# Start of Extract

Such a story might repulse us. We might not able to relate to it in any way. It seems to confirm all our views about Indian spirituality. We are hardly going to go out looking for the dung of Jersey cows to mat our hair. Nevertheless, it would be a pity to dismiss the story of Siva so quickly as many do, including millions of religious Indians who find such a lifestyle all a bit strange. We forget the message; Siva is dancing. Siva is always dancing. It is the dance of triumph, of joy, of celebration – despite the cobra, the stink of cow dung in his hair and the cold wind on his naked body. Siva is one with the dance of existence. The whole play of life goes on. How many of us dance daily, even with all the comforts we have surrounded ourselves with?

We see that what is happening at our sense doors is simply a series of momentary activities, and momentary impressions. What we make of these momentary impressions shapes our happiness and unhappiness. When we come down to the actuality, there is a bare touch on the eye in the form of a colour or shape, a bare touch on the ear in the form of sound and so on. Present to the eye, present to the mind. These momentary impressions have become very important to us, they make up our world, and it's the only world we know. We can easily find that our time is devoted to having certain types of impressions on our senses and avoiding other impressions.

We can gain some understanding about ourselves from watching the forces of attraction and aversion around these impressions. If we don't we are liable to get caught up in unhealthy patterns – always wanting things to go our way and hating it when they don't. Sometimes it is hard to admit how much we depend on experiencing pleasant impressions reacting over unpleasant ones.

Perhaps we have had this experience of really wanting something. We did everything possible to make it often. We succeeded and we got a thrill out of it. Perhaps we got a succession of thrills, but eventually, the thrill fades. There is no longer excitement, no longer the big buzz that we remember. In retrospect, we often see that years spent in the pursuit of personal pleasure can feel like wasted time. There are more important things in life than that.
If we can really get a sense of what it means to live fully amidst the sweet and stinking aromas of life, we can become one with Siva, one with the whole dance of existence.

A PROFOUND OPENING 

We have had a taste of freedom, but then it's gone and we are left with the memory. We don't feel that depth of freedom any more, so naturally enough, we would like to repeat the experience. 

We believe that there's something obstructing unconditional freedom, and when we come down to it we are convinced that states of mind have an inherent power to stop it. We speak of hindrances, obstacles, problems, other people, and situations. We've granted all these extraordinary powers over our consciousness. We're convinced that people and circumstances block our freedom. We live in this mythology, and we can't imagine it being otherwise. If something is troubling our mind, we have the view that we must get rid of it or overcome it, and that once we finish with it, we'll be free. This is a terrible paradox. Can we hear ourselves saying that the condition for unconditioned freedom is changing the conditions? 

Can our state of mind really block freedom? There may be some moments when there's a personal story going on in our mind. We seem caught up in it, and would rather not have to go through such an experience. Whatever the unsatisfactory experience, we know it as a state of mind that arises and passes away. If the state of mind had the power to stay without change, then we would really have a problem, but this is obviously not the case.

# End of Extract
# Start of Data section

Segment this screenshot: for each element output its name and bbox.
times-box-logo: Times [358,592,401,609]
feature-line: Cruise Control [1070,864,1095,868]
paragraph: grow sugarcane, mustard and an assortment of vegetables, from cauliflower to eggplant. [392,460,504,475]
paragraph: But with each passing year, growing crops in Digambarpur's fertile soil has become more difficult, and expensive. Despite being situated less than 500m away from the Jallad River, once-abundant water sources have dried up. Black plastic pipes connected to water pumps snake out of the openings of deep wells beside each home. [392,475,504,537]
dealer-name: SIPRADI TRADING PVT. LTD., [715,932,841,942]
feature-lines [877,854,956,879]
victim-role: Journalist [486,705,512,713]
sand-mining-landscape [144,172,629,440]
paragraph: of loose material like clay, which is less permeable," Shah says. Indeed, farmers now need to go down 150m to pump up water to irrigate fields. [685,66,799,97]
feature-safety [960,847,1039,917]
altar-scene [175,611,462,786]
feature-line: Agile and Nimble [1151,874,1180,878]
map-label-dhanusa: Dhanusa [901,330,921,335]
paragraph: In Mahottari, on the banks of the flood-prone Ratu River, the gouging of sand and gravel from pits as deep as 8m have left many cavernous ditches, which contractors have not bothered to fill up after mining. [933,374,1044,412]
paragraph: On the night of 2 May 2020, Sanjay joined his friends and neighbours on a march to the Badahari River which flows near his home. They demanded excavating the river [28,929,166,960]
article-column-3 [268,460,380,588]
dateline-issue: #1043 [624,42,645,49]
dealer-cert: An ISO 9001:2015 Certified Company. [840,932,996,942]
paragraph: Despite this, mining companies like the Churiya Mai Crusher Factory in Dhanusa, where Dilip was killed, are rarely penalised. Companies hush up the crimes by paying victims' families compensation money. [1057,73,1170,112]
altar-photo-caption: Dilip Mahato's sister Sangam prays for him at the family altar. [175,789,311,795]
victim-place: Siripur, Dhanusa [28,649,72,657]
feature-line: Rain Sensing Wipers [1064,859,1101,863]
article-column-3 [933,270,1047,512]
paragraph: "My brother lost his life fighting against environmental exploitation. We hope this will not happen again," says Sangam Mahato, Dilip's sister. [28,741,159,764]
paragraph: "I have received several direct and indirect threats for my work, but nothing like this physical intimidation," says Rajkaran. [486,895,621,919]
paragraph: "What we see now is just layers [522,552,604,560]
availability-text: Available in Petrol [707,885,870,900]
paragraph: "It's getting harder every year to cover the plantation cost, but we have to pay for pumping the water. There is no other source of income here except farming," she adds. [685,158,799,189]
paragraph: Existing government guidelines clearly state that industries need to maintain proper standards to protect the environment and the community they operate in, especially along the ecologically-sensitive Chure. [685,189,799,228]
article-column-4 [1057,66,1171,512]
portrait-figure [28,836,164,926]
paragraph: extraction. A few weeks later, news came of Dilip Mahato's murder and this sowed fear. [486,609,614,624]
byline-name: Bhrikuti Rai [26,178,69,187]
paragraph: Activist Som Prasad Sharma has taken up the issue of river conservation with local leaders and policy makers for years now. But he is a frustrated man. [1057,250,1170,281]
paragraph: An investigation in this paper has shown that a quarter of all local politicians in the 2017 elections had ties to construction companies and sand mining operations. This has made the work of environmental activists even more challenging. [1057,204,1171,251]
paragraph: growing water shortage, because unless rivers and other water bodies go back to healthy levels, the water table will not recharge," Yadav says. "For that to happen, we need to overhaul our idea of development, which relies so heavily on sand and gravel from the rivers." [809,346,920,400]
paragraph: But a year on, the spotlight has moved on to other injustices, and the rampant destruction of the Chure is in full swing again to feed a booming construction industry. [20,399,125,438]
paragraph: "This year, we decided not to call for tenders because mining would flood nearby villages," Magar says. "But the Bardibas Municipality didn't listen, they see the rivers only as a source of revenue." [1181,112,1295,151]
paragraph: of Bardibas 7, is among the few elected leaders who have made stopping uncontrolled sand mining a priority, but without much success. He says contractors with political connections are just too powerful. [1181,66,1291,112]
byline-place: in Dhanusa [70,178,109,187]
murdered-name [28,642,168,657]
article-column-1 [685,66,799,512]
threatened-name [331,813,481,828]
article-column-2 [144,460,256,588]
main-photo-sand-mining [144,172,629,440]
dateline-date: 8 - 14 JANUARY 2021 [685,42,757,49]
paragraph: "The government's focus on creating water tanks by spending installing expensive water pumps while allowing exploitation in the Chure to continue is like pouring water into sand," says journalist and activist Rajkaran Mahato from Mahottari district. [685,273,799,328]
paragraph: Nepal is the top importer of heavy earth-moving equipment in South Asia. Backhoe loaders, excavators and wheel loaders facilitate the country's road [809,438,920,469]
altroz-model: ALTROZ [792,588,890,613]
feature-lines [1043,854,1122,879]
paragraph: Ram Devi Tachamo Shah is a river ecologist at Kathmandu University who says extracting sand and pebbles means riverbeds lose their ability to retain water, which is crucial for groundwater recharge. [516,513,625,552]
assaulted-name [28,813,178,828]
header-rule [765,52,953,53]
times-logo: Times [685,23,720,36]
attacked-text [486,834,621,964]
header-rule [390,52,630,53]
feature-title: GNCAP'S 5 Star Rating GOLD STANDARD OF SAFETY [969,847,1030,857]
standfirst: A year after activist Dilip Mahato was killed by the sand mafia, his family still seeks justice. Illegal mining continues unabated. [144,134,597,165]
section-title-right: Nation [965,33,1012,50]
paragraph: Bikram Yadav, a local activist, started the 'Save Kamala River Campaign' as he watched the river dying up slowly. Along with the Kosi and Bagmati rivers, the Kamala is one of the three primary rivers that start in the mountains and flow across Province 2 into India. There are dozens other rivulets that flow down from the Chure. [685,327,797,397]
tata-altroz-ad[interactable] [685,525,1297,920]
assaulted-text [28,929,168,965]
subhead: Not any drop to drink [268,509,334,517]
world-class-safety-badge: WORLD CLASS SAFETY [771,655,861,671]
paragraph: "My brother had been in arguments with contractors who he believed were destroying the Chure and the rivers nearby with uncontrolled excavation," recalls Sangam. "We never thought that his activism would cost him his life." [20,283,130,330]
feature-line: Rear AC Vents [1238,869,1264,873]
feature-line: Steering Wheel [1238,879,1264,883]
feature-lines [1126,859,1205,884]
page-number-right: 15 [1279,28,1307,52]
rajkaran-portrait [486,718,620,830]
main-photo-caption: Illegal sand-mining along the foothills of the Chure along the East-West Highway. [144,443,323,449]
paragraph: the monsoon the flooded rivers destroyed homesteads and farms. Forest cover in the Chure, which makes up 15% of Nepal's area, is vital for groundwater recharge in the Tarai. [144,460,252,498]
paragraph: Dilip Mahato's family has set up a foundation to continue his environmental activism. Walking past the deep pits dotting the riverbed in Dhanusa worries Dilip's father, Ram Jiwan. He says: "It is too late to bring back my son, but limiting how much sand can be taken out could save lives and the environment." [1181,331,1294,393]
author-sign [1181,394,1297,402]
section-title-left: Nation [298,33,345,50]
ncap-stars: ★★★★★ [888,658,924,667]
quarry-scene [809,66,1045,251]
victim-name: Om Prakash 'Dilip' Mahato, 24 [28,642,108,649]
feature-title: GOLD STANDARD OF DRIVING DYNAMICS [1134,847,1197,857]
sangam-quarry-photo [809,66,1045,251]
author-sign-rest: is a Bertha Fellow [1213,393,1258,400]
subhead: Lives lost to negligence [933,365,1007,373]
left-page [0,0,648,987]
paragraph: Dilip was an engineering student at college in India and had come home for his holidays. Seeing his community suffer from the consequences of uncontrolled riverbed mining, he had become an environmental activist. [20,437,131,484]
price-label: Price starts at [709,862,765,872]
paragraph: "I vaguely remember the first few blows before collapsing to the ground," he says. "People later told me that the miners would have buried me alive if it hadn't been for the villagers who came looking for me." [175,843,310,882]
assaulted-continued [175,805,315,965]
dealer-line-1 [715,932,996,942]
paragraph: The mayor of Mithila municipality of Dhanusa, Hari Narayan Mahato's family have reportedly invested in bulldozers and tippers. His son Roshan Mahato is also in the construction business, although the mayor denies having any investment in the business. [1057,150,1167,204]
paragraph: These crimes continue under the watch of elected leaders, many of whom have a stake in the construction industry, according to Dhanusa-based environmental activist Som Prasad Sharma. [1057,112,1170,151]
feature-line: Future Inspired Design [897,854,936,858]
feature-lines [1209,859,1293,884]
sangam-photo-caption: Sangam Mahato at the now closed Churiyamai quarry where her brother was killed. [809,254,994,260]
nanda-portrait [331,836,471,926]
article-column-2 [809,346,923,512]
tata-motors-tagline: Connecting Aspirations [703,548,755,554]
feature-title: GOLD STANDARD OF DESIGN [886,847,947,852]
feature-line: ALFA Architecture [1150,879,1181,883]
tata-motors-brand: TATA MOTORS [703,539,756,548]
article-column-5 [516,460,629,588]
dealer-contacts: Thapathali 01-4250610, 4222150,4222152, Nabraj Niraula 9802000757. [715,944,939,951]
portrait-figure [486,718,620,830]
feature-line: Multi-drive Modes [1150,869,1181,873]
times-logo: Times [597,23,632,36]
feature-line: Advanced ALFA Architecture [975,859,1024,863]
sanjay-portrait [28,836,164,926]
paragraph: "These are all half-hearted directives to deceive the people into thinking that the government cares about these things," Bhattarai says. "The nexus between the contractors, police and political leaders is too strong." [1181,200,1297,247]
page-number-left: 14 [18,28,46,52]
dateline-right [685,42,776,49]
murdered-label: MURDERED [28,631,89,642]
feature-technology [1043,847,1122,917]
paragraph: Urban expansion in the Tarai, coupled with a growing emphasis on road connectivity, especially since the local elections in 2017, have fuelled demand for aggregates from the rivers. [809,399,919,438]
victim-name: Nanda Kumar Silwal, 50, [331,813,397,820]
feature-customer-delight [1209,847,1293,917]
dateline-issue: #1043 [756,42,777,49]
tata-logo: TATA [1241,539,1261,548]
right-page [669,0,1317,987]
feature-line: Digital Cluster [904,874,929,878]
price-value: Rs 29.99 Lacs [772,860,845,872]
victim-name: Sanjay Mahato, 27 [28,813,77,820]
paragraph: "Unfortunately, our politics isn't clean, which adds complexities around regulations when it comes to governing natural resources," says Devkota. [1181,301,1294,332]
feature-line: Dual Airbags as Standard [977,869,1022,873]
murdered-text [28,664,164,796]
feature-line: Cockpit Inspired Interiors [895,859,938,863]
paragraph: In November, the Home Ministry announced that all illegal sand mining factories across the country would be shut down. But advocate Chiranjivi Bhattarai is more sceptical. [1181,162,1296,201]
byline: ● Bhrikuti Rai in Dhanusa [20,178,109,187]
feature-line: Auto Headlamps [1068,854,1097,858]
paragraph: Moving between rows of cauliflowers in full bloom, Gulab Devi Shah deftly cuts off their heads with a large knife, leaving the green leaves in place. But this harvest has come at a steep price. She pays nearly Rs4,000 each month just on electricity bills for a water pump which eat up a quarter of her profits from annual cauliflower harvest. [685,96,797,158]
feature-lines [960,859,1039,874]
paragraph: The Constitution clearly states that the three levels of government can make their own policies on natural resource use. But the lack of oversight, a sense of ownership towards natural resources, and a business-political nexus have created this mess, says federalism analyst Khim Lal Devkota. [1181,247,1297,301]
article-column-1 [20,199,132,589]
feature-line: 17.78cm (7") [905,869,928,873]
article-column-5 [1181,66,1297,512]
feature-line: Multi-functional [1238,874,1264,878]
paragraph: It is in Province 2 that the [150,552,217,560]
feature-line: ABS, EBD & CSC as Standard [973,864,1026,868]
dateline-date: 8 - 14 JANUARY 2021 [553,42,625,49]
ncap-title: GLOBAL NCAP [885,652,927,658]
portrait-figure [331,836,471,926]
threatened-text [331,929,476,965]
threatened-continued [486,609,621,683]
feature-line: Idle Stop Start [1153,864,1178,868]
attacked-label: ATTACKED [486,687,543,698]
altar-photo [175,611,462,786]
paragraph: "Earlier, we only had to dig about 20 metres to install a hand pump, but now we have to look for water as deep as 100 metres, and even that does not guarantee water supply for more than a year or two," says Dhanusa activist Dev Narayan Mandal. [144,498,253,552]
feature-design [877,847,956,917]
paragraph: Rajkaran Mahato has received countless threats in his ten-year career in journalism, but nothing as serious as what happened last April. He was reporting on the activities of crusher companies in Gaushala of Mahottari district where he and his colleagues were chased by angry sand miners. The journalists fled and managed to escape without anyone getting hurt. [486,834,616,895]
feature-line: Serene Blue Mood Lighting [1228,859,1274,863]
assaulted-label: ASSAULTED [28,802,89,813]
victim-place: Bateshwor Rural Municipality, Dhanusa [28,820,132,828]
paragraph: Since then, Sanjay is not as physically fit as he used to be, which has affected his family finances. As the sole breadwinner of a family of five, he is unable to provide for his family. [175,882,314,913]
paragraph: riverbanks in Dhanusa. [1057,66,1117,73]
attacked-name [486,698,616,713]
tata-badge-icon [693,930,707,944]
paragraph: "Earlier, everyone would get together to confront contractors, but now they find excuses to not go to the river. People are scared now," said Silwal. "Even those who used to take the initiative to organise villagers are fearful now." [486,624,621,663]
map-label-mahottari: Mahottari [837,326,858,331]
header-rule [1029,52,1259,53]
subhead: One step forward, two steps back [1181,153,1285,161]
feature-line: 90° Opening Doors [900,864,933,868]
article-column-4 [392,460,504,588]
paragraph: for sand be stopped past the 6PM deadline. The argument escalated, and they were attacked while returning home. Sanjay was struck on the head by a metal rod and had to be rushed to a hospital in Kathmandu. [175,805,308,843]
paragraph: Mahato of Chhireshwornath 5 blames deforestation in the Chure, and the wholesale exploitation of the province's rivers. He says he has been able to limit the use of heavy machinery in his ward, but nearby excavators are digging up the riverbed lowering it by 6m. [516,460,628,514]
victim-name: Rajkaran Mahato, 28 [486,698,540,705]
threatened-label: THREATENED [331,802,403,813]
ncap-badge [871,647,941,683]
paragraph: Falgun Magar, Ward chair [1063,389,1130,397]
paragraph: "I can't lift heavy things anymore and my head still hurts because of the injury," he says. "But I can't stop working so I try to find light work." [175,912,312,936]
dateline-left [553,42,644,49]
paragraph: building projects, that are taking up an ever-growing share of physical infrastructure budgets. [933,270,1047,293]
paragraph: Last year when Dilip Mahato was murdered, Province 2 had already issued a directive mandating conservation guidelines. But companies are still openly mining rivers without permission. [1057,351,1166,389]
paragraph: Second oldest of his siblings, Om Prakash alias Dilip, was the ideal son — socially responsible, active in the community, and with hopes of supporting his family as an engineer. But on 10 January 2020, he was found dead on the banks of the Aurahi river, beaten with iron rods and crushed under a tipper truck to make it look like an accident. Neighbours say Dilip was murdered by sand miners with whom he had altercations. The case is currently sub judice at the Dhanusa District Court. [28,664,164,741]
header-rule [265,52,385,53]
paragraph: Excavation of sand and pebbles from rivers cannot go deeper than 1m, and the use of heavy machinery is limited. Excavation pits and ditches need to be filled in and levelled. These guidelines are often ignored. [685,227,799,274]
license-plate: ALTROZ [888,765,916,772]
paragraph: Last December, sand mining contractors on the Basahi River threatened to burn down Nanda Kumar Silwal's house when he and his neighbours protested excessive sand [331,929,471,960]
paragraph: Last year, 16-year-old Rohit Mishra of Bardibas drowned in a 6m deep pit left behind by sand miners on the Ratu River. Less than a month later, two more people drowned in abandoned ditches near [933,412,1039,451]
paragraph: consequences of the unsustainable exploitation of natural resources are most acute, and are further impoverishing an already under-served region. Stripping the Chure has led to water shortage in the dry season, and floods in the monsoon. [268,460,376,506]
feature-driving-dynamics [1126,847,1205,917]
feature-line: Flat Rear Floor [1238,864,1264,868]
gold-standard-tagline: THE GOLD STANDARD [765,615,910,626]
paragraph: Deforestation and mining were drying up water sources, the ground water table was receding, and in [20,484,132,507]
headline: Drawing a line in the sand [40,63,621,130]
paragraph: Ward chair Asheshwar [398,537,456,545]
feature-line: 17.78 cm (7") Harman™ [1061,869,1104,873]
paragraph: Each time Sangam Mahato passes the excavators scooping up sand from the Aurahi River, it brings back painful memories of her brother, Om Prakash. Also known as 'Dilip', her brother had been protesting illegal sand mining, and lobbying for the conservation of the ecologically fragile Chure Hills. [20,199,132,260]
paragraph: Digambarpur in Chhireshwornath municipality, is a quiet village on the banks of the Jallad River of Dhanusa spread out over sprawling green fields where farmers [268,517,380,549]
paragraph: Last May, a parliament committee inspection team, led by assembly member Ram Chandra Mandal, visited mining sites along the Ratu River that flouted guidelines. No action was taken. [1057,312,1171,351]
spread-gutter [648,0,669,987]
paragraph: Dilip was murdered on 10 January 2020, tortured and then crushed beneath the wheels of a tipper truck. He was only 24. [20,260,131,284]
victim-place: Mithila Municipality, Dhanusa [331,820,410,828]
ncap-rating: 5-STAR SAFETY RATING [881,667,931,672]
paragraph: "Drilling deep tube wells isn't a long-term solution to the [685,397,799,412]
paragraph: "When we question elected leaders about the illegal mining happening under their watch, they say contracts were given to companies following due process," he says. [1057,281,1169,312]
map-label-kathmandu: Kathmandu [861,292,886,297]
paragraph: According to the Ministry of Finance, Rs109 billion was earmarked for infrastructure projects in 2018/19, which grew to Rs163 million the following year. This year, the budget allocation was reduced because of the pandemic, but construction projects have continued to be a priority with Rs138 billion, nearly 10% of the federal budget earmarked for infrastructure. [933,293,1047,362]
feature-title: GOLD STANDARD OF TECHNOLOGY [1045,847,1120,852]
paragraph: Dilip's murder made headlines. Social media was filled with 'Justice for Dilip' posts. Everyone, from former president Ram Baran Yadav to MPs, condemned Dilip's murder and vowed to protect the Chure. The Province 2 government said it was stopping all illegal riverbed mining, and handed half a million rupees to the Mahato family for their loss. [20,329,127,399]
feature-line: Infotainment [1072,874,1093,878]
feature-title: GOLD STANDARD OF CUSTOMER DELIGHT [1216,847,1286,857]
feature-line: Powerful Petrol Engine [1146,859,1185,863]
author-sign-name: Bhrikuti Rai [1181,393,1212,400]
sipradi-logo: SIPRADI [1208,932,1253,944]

# End of Data section

- **Aim**: Edit the extract from "We have had a" up to and including "repeat the experience.", and give that part again with "memory" replaced by "recollection".

- **Answer to the task**:
We have had a taste of freedom, but then it's gone and we are left with the recollection. We don't feel that depth of freedom any more, so naturally enough, we would like to repeat the experience.